*The request*
Reproduce every line of the listing unchanged, from the start down through the line containing "shirt bbox=[1466, 642, 1783, 957]", including that line.

*Records for this exercise*
§

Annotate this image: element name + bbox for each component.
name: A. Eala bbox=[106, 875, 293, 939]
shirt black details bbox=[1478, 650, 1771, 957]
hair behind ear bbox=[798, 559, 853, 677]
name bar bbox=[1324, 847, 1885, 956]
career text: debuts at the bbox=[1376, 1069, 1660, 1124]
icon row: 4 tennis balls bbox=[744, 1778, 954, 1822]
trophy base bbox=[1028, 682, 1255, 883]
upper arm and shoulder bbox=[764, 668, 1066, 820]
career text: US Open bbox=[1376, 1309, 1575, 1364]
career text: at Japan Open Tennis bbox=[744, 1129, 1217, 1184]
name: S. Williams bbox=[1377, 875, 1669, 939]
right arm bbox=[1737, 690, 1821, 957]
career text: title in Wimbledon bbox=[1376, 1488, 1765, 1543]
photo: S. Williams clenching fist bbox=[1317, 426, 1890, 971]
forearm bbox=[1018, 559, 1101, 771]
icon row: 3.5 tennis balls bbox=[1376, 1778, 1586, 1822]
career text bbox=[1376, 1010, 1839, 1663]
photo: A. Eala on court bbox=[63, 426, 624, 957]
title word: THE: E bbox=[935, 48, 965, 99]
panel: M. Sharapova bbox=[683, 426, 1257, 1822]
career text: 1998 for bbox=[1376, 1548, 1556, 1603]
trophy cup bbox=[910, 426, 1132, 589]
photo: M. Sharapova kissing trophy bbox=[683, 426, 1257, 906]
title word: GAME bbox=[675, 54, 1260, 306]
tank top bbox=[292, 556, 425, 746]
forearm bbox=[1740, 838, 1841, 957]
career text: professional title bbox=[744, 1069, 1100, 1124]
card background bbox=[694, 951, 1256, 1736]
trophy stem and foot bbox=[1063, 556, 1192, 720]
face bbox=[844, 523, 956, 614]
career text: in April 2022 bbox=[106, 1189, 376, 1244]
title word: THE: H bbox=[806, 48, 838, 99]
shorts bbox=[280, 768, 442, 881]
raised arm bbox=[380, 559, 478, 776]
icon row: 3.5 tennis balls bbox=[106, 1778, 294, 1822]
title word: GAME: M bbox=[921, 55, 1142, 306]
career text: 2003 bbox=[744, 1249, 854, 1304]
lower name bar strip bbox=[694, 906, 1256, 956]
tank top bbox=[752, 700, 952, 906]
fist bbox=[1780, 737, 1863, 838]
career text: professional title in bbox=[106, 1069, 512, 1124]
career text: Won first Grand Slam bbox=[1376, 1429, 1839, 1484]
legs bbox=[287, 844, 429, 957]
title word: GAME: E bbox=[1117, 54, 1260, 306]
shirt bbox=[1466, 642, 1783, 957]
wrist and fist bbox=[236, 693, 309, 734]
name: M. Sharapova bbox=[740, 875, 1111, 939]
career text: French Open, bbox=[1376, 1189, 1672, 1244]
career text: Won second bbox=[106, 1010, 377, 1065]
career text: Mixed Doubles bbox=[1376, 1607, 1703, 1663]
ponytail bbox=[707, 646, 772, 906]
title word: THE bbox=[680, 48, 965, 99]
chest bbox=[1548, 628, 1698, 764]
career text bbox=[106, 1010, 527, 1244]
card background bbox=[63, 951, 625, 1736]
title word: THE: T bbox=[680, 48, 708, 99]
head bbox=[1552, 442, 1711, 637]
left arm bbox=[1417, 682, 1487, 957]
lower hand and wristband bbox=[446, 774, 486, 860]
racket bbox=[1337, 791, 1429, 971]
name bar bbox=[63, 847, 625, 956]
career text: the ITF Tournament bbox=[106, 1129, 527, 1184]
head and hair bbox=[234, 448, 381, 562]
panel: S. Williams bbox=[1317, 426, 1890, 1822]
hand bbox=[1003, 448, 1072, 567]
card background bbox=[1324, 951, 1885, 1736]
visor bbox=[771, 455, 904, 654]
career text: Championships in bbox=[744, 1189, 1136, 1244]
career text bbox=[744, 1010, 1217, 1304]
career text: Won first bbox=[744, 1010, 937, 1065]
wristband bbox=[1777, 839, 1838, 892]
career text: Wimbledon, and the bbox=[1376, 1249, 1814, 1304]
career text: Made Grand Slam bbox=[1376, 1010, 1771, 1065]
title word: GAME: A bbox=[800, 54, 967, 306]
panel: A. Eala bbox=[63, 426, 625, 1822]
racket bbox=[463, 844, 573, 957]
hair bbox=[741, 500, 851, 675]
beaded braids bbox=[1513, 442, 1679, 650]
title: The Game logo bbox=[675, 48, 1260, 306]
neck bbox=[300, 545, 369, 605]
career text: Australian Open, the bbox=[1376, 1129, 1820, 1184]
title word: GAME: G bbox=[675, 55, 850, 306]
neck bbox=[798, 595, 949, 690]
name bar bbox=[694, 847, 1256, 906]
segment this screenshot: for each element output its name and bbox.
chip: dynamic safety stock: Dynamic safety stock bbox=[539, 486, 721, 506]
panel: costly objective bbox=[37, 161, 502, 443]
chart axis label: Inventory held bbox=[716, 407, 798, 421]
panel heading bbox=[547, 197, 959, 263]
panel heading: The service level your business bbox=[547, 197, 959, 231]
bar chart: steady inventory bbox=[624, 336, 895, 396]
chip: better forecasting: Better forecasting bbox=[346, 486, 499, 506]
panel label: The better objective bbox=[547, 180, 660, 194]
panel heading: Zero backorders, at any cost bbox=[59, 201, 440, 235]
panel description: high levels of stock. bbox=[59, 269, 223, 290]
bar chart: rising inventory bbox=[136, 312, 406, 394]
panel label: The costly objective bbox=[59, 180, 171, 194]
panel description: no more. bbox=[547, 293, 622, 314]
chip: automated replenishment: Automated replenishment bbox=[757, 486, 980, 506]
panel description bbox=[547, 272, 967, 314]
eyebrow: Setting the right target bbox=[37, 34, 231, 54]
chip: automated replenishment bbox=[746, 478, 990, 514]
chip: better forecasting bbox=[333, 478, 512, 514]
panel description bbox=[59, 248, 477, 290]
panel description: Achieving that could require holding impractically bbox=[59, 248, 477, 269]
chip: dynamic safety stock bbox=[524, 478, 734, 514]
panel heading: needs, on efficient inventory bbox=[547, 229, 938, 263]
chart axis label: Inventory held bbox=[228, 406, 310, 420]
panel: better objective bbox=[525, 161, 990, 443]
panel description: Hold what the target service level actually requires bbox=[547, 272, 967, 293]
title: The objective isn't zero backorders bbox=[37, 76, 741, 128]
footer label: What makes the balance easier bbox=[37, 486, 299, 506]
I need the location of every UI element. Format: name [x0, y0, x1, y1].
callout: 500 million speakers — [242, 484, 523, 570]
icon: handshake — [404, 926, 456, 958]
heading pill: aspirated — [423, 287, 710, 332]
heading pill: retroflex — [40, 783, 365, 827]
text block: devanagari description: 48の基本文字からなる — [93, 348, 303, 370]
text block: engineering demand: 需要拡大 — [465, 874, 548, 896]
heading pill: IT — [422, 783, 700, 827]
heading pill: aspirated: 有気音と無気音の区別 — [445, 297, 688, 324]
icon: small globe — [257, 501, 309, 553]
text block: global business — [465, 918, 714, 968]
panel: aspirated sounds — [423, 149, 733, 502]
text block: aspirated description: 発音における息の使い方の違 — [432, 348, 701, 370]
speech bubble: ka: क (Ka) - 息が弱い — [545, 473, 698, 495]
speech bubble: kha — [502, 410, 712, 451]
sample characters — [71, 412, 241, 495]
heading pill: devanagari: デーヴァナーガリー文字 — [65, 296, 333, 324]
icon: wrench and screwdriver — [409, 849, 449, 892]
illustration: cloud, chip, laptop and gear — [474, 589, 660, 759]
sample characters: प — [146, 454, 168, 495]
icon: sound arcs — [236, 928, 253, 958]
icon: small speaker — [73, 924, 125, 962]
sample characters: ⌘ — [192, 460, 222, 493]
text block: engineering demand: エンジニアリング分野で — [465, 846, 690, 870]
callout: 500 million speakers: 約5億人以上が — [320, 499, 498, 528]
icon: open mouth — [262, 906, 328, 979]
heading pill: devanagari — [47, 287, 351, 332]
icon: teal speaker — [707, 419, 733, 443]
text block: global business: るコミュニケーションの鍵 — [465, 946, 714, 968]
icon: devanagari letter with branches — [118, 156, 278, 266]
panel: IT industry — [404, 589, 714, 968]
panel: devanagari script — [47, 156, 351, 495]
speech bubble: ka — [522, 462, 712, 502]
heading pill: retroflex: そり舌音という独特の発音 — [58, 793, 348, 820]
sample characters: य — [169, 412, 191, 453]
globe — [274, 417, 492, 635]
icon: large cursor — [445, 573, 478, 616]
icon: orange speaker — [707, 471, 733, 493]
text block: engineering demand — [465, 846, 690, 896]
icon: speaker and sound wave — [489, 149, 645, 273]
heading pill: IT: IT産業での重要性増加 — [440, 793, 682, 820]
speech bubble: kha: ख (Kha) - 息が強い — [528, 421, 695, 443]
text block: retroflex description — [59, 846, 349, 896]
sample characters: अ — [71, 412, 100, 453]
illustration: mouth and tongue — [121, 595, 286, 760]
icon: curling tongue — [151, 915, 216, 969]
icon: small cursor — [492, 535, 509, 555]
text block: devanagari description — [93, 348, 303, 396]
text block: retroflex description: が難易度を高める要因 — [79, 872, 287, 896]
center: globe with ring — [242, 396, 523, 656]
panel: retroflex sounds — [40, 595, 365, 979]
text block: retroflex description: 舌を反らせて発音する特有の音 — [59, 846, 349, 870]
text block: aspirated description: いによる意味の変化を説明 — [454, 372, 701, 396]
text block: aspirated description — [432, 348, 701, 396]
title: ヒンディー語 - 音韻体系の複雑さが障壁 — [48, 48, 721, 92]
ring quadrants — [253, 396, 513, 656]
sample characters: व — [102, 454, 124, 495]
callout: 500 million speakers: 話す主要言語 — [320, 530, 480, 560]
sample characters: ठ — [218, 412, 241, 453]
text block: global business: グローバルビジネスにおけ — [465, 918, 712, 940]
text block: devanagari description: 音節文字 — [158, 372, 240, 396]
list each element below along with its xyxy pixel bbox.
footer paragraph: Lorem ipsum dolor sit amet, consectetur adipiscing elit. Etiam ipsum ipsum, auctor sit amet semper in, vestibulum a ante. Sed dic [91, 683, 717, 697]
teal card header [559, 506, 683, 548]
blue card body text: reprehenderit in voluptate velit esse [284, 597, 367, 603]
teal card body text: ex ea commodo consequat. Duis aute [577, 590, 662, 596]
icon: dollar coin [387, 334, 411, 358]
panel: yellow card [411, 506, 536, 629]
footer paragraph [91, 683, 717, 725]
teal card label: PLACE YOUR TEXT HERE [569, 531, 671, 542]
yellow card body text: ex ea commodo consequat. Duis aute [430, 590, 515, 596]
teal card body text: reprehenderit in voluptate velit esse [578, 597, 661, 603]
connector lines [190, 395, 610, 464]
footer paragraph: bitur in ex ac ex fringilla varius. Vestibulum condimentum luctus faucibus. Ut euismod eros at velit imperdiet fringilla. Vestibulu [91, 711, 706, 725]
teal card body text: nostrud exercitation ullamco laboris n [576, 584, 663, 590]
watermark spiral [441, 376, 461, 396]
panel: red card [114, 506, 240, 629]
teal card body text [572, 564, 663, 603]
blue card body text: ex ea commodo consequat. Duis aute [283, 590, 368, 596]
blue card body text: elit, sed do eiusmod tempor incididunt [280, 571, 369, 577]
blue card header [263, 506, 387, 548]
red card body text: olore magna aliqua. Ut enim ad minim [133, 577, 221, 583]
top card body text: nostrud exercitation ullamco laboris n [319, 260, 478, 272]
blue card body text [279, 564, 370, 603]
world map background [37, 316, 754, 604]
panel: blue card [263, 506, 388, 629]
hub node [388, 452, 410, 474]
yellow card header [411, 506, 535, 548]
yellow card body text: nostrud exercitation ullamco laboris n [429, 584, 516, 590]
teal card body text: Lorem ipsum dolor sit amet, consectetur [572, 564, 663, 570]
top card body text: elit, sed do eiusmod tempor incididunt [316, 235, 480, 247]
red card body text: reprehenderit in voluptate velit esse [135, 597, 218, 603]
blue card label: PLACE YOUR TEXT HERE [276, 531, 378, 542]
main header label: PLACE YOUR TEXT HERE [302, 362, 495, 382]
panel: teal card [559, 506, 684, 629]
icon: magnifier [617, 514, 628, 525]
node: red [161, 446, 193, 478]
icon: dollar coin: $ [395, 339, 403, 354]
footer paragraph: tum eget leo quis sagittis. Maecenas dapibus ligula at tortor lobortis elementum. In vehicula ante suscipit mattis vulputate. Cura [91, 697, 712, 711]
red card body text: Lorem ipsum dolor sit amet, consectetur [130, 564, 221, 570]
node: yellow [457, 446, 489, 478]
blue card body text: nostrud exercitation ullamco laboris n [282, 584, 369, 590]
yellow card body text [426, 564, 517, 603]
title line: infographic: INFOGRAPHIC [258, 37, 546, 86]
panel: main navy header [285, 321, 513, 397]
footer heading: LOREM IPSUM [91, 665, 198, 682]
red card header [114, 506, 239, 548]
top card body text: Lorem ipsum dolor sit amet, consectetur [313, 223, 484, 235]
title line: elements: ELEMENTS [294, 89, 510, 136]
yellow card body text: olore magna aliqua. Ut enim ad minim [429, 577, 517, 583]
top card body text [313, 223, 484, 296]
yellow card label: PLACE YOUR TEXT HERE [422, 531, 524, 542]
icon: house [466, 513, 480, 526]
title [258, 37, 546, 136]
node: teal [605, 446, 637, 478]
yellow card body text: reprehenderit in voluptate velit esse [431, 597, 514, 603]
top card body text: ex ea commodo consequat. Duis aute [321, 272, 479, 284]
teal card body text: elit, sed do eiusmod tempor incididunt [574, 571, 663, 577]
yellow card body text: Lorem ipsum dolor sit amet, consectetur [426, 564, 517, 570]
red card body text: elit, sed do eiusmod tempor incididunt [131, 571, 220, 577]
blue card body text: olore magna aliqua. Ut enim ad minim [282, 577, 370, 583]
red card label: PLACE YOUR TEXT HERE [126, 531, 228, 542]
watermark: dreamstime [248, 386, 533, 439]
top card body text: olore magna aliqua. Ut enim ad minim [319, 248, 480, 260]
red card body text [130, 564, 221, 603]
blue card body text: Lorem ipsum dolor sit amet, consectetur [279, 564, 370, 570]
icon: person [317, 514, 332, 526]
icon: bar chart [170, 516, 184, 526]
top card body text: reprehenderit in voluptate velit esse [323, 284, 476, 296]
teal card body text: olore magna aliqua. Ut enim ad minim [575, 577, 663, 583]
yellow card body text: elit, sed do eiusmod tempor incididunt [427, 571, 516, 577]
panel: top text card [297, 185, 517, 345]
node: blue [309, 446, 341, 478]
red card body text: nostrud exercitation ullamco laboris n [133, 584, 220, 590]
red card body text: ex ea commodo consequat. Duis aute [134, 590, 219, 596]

§

*Response for this exercise*
Annotate this image: element name + bbox for each component.
name: A. Eala bbox=[106, 875, 293, 939]
shirt black details bbox=[1478, 650, 1771, 957]
hair behind ear bbox=[798, 559, 853, 677]
name bar bbox=[1324, 847, 1885, 956]
career text: debuts at the bbox=[1376, 1069, 1660, 1124]
icon row: 4 tennis balls bbox=[744, 1778, 954, 1822]
trophy base bbox=[1028, 682, 1255, 883]
upper arm and shoulder bbox=[764, 668, 1066, 820]
career text: US Open bbox=[1376, 1309, 1575, 1364]
career text: at Japan Open Tennis bbox=[744, 1129, 1217, 1184]
name: S. Williams bbox=[1377, 875, 1669, 939]
right arm bbox=[1737, 690, 1821, 957]
career text: title in Wimbledon bbox=[1376, 1488, 1765, 1543]
photo: S. Williams clenching fist bbox=[1317, 426, 1890, 971]
forearm bbox=[1018, 559, 1101, 771]
icon row: 3.5 tennis balls bbox=[1376, 1778, 1586, 1822]
career text bbox=[1376, 1010, 1839, 1663]
photo: A. Eala on court bbox=[63, 426, 624, 957]
title word: THE: E bbox=[935, 48, 965, 99]
panel: M. Sharapova bbox=[683, 426, 1257, 1822]
career text: 1998 for bbox=[1376, 1548, 1556, 1603]
trophy cup bbox=[910, 426, 1132, 589]
photo: M. Sharapova kissing trophy bbox=[683, 426, 1257, 906]
title word: GAME bbox=[675, 54, 1260, 306]
tank top bbox=[292, 556, 425, 746]
forearm bbox=[1740, 838, 1841, 957]
career text: professional title bbox=[744, 1069, 1100, 1124]
card background bbox=[694, 951, 1256, 1736]
trophy stem and foot bbox=[1063, 556, 1192, 720]
face bbox=[844, 523, 956, 614]
career text: in April 2022 bbox=[106, 1189, 376, 1244]
title word: THE: H bbox=[806, 48, 838, 99]
shorts bbox=[280, 768, 442, 881]
raised arm bbox=[380, 559, 478, 776]
icon row: 3.5 tennis balls bbox=[106, 1778, 294, 1822]
title word: GAME: M bbox=[921, 55, 1142, 306]
career text: 2003 bbox=[744, 1249, 854, 1304]
lower name bar strip bbox=[694, 906, 1256, 956]
tank top bbox=[752, 700, 952, 906]
fist bbox=[1780, 737, 1863, 838]
career text: professional title in bbox=[106, 1069, 512, 1124]
career text: Won first Grand Slam bbox=[1376, 1429, 1839, 1484]
legs bbox=[287, 844, 429, 957]
title word: GAME: E bbox=[1117, 54, 1260, 306]
shirt bbox=[1466, 642, 1783, 957]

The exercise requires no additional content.